GIVEN ENTRIES:
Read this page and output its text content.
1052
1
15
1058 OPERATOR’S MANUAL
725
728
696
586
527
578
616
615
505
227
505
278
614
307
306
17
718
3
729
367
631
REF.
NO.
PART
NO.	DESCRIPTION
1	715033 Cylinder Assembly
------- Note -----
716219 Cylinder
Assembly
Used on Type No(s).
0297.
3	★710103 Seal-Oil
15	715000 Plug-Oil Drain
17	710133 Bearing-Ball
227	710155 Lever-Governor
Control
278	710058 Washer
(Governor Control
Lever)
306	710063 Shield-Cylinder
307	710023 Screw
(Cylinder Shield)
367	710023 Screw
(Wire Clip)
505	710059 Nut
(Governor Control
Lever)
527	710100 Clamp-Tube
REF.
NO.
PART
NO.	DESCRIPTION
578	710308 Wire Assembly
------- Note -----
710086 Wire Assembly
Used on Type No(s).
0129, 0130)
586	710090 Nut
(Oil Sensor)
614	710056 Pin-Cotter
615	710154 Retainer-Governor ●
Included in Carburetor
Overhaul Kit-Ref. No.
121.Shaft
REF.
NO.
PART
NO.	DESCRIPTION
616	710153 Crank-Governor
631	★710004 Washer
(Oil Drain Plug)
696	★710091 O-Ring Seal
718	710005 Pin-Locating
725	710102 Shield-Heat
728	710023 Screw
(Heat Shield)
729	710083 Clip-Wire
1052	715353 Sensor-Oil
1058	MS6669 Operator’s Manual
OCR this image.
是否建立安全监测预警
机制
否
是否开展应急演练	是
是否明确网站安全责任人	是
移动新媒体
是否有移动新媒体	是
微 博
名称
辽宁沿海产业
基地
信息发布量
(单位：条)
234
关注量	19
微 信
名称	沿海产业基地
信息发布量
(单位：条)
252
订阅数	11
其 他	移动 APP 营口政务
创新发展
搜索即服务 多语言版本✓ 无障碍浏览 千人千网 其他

TASK INSTRUCTIONS:
Identify every line where the string "Governor" appears.

EXERCISE RESULT:
227	710155 Lever-Governor
(Governor Control
(Governor Control
615	710154 Retainer-Governor ●
616	710153 Crank-Governor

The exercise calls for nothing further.